### [Extracted data entries]

== == ==

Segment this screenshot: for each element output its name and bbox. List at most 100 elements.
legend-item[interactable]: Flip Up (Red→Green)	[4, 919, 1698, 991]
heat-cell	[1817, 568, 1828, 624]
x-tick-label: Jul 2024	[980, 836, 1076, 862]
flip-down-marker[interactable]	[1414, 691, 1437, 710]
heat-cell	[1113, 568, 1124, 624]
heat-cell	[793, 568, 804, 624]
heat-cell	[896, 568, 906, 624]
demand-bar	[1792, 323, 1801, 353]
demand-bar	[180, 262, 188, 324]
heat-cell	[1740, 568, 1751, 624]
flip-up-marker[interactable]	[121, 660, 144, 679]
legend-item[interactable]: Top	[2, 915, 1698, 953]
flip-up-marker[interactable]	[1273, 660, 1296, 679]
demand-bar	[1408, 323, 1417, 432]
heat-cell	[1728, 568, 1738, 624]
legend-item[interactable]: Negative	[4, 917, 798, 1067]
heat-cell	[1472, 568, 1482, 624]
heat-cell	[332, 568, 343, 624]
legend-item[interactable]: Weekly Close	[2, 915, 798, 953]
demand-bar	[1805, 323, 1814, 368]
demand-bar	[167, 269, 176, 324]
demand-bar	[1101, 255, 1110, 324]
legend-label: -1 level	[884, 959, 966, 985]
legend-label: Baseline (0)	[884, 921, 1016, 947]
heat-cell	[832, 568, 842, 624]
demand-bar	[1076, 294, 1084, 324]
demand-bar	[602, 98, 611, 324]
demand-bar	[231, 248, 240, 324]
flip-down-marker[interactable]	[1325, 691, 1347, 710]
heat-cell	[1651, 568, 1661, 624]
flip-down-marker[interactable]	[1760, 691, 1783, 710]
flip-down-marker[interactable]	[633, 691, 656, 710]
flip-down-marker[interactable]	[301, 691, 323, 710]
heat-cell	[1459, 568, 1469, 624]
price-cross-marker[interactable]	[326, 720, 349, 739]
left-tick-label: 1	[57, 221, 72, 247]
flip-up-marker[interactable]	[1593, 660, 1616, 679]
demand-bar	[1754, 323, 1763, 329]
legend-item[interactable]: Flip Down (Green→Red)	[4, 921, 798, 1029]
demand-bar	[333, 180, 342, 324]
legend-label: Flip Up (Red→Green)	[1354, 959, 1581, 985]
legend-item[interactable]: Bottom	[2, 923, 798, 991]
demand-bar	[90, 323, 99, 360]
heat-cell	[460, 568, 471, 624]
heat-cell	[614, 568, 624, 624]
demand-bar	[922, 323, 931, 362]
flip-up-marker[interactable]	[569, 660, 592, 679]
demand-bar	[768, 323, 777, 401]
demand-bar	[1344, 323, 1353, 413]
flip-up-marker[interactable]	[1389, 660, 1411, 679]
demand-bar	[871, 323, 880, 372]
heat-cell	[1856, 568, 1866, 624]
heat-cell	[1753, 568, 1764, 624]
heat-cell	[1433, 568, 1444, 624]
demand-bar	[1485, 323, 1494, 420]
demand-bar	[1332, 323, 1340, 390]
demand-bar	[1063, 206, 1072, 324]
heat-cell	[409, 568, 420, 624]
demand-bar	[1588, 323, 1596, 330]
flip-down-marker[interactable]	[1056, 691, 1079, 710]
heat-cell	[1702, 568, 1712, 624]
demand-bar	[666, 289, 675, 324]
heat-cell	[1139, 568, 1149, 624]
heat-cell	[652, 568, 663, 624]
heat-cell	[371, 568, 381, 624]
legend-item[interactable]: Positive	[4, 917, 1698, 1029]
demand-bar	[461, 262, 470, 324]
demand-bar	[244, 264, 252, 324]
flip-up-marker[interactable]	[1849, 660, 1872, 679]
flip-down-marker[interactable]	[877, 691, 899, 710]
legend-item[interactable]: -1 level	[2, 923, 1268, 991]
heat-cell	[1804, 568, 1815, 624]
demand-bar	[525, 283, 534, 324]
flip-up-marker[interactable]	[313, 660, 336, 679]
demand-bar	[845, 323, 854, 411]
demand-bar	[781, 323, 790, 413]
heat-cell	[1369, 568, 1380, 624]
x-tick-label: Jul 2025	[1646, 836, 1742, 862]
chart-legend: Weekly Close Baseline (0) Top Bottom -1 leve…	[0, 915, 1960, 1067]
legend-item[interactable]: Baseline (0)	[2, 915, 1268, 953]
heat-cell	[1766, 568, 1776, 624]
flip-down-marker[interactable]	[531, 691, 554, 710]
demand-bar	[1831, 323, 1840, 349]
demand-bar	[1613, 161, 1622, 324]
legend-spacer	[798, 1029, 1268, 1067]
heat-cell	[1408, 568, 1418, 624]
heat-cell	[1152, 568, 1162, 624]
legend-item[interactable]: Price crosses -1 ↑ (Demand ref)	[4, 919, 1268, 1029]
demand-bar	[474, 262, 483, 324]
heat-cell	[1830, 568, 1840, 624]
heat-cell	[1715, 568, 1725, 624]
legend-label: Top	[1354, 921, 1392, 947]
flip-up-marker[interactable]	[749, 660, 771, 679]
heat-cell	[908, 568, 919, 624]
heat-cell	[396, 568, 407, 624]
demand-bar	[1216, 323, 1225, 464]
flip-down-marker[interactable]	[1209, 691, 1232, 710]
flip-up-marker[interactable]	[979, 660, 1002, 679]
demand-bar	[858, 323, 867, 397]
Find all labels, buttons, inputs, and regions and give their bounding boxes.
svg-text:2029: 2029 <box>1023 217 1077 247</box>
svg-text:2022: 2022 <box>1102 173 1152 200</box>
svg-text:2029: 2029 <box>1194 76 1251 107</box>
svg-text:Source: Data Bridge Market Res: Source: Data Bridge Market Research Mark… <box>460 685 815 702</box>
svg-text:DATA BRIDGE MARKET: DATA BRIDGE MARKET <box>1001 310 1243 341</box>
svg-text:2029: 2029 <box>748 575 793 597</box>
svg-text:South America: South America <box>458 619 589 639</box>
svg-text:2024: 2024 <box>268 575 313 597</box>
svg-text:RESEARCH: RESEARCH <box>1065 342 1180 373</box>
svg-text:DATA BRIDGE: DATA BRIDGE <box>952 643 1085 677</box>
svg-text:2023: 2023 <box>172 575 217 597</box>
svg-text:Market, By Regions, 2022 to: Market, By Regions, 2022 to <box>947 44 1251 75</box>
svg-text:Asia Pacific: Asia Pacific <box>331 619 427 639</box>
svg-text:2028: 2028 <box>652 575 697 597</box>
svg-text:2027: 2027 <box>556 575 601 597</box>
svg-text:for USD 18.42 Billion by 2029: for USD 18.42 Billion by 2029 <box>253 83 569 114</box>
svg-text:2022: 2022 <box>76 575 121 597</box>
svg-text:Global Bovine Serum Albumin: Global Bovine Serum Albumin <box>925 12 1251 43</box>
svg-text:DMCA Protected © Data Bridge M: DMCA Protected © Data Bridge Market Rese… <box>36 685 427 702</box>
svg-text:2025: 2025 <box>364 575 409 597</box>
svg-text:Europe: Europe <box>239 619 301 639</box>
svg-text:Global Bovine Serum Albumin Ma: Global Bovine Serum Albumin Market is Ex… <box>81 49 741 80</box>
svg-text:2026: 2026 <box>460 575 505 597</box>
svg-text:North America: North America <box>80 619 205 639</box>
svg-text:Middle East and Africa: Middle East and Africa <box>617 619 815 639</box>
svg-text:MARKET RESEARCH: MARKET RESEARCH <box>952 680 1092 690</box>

== == ==

### [DIRECTIONS]
Render every line of the material above as a Markdown table with the columns "Row" and "Entry line", numbering the rows in order and omitting blank lines.

### [TASK RESPONSE]
| Row | Entry line |
|---|---|
| 1 | Segment this screenshot: for each element output its name and bbox. List at most 100 elements. |
| 2 | legend-item[interactable]: Flip Up (Red→Green)	[4, 919, 1698, 991] |
| 3 | heat-cell	[1817, 568, 1828, 624] |
| 4 | x-tick-label: Jul 2024	[980, 836, 1076, 862] |
| 5 | flip-down-marker[interactable]	[1414, 691, 1437, 710] |
| 6 | heat-cell	[1113, 568, 1124, 624] |
| 7 | heat-cell	[793, 568, 804, 624] |
| 8 | heat-cell	[896, 568, 906, 624] |
| 9 | demand-bar	[1792, 323, 1801, 353] |
| 10 | demand-bar	[180, 262, 188, 324] |
| 11 | heat-cell	[1740, 568, 1751, 624] |
| 12 | flip-up-marker[interactable]	[121, 660, 144, 679] |
| 13 | legend-item[interactable]: Top	[2, 915, 1698, 953] |
| 14 | flip-up-marker[interactable]	[1273, 660, 1296, 679] |
| 15 | demand-bar	[1408, 323, 1417, 432] |
| 16 | heat-cell	[1728, 568, 1738, 624] |
| 17 | legend-item[interactable]: Negative	[4, 917, 798, 1067] |
| 18 | heat-cell	[1472, 568, 1482, 624] |
| 19 | heat-cell	[332, 568, 343, 624] |
| 20 | legend-item[interactable]: Weekly Close	[2, 915, 798, 953] |
| 21 | demand-bar	[1805, 323, 1814, 368] |
| 22 | demand-bar	[167, 269, 176, 324] |
| 23 | demand-bar	[1101, 255, 1110, 324] |
| 24 | legend-label: -1 level	[884, 959, 966, 985] |
| 25 | legend-label: Baseline (0)	[884, 921, 1016, 947] |
| 26 | heat-cell	[832, 568, 842, 624] |
| 27 | demand-bar	[1076, 294, 1084, 324] |
| 28 | demand-bar	[602, 98, 611, 324] |
| 29 | demand-bar	[231, 248, 240, 324] |
| 30 | flip-down-marker[interactable]	[1325, 691, 1347, 710] |
| 31 | heat-cell	[1651, 568, 1661, 624] |
| 32 | flip-down-marker[interactable]	[1760, 691, 1783, 710] |
| 33 | flip-down-marker[interactable]	[633, 691, 656, 710] |
| 34 | flip-down-marker[interactable]	[301, 691, 323, 710] |
| 35 | heat-cell	[1459, 568, 1469, 624] |
| 36 | price-cross-marker[interactable]	[326, 720, 349, 739] |
| 37 | left-tick-label: 1	[57, 221, 72, 247] |
| 38 | flip-up-marker[interactable]	[1593, 660, 1616, 679] |
| 39 | demand-bar	[1754, 323, 1763, 329] |
| 40 | legend-item[interactable]: Flip Down (Green→Red)	[4, 921, 798, 1029] |
| 41 | demand-bar	[333, 180, 342, 324] |
| 42 | legend-label: Flip Up (Red→Green)	[1354, 959, 1581, 985] |
| 43 | legend-item[interactable]: Bottom	[2, 923, 798, 991] |
| 44 | demand-bar	[90, 323, 99, 360] |
| 45 | heat-cell	[460, 568, 471, 624] |
| 46 | heat-cell	[614, 568, 624, 624] |
| 47 | demand-bar	[922, 323, 931, 362] |
| 48 | flip-up-marker[interactable]	[569, 660, 592, 679] |
| 49 | demand-bar	[768, 323, 777, 401] |
| 50 | demand-bar	[1344, 323, 1353, 413] |
| 51 | flip-up-marker[interactable]	[1389, 660, 1411, 679] |
| 52 | demand-bar	[871, 323, 880, 372] |
| 53 | heat-cell	[1856, 568, 1866, 624] |
| 54 | heat-cell	[1753, 568, 1764, 624] |
| 55 | heat-cell	[1433, 568, 1444, 624] |
| 56 | demand-bar	[1485, 323, 1494, 420] |
| 57 | demand-bar	[1332, 323, 1340, 390] |
| 58 | demand-bar	[1063, 206, 1072, 324] |
| 59 | heat-cell	[409, 568, 420, 624] |
| 60 | demand-bar	[1588, 323, 1596, 330] |
| 61 | flip-down-marker[interactable]	[1056, 691, 1079, 710] |
| 62 | heat-cell	[1702, 568, 1712, 624] |
| 63 | demand-bar	[666, 289, 675, 324] |
| 64 | heat-cell	[1139, 568, 1149, 624] |
| 65 | heat-cell	[652, 568, 663, 624] |
| 66 | heat-cell	[371, 568, 381, 624] |
| 67 | legend-item[interactable]: Positive	[4, 917, 1698, 1029] |
| 68 | demand-bar	[461, 262, 470, 324] |
| 69 | demand-bar	[244, 264, 252, 324] |
| 70 | flip-up-marker[interactable]	[1849, 660, 1872, 679] |
| 71 | flip-down-marker[interactable]	[877, 691, 899, 710] |
| 72 | legend-item[interactable]: -1 level	[2, 923, 1268, 991] |
| 73 | heat-cell	[1804, 568, 1815, 624] |
| 74 | demand-bar	[525, 283, 534, 324] |
| 75 | flip-up-marker[interactable]	[313, 660, 336, 679] |
| 76 | demand-bar	[845, 323, 854, 411] |
| 77 | demand-bar	[781, 323, 790, 413] |
| 78 | heat-cell	[1369, 568, 1380, 624] |
| 79 | x-tick-label: Jul 2025	[1646, 836, 1742, 862] |
| 80 | chart-legend: Weekly Close Baseline (0) Top Bottom -1 leve…	[0, 915, 1960, 1067] |
| 81 | legend-item[interactable]: Baseline (0)	[2, 915, 1268, 953] |
| 82 | heat-cell	[1766, 568, 1776, 624] |
| 83 | flip-down-marker[interactable]	[531, 691, 554, 710] |
| 84 | demand-bar	[1831, 323, 1840, 349] |
| 85 | demand-bar	[1613, 161, 1622, 324] |
| 86 | legend-spacer	[798, 1029, 1268, 1067] |
| 87 | heat-cell	[1408, 568, 1418, 624] |
| 88 | heat-cell	[1152, 568, 1162, 624] |
| 89 | legend-item[interactable]: Price crosses -1 ↑ (Demand ref)	[4, 919, 1268, 1029] |
| 90 | demand-bar	[474, 262, 483, 324] |
| 91 | heat-cell	[1830, 568, 1840, 624] |
| 92 | heat-cell	[1715, 568, 1725, 624] |
| 93 | legend-label: Top	[1354, 921, 1392, 947] |
| 94 | flip-up-marker[interactable]	[749, 660, 771, 679] |
| 95 | heat-cell	[908, 568, 919, 624] |
| 96 | heat-cell	[396, 568, 407, 624] |
| 97 | demand-bar	[1216, 323, 1225, 464] |
| 98 | flip-down-marker[interactable]	[1209, 691, 1232, 710] |
| 99 | flip-up-marker[interactable]	[979, 660, 1002, 679] |
| 100 | demand-bar	[858, 323, 867, 397] |
| 101 | Find all labels, buttons, inputs, and regions and give their bounding boxes. |
| 102 | svg-text:2029: 2029 <box>1023 217 1077 247</box> |
| 103 | svg-text:2022: 2022 <box>1102 173 1152 200</box> |
| 104 | svg-text:2029: 2029 <box>1194 76 1251 107</box> |
| 105 | svg-text:Source: Data Bridge Market Res: Source: Data Bridge Market Research Mark… <box>460 685 815 702</box> |
| 106 | svg-text:DATA BRIDGE MARKET: DATA BRIDGE MARKET <box>1001 310 1243 341</box> |
| 107 | svg-text:2029: 2029 <box>748 575 793 597</box> |
| 108 | svg-text:South America: South America <box>458 619 589 639</box> |
| 109 | svg-text:2024: 2024 <box>268 575 313 597</box> |
| 110 | svg-text:RESEARCH: RESEARCH <box>1065 342 1180 373</box> |
| 111 | svg-text:DATA BRIDGE: DATA BRIDGE <box>952 643 1085 677</box> |
| 112 | svg-text:2023: 2023 <box>172 575 217 597</box> |
| 113 | svg-text:Market, By Regions, 2022 to: Market, By Regions, 2022 to <box>947 44 1251 75</box> |
| 114 | svg-text:Asia Pacific: Asia Pacific <box>331 619 427 639</box> |
| 115 | svg-text:2028: 2028 <box>652 575 697 597</box> |
| 116 | svg-text:2027: 2027 <box>556 575 601 597</box> |
| 117 | svg-text:for USD 18.42 Billion by 2029: for USD 18.42 Billion by 2029 <box>253 83 569 114</box> |
| 118 | svg-text:2022: 2022 <box>76 575 121 597</box> |
| 119 | svg-text:Global Bovine Serum Albumin: Global Bovine Serum Albumin <box>925 12 1251 43</box> |
| 120 | svg-text:DMCA Protected © Data Bridge M: DMCA Protected © Data Bridge Market Rese… <box>36 685 427 702</box> |
| 121 | svg-text:2025: 2025 <box>364 575 409 597</box> |
| 122 | svg-text:Europe: Europe <box>239 619 301 639</box> |
| 123 | svg-text:Global Bovine Serum Albumin Ma: Global Bovine Serum Albumin Market is Ex… <box>81 49 741 80</box> |
| 124 | svg-text:2026: 2026 <box>460 575 505 597</box> |
| 125 | svg-text:North America: North America <box>80 619 205 639</box> |
| 126 | svg-text:Middle East and Africa: Middle East and Africa <box>617 619 815 639</box> |
| 127 | svg-text:MARKET RESEARCH: MARKET RESEARCH <box>952 680 1092 690</box> |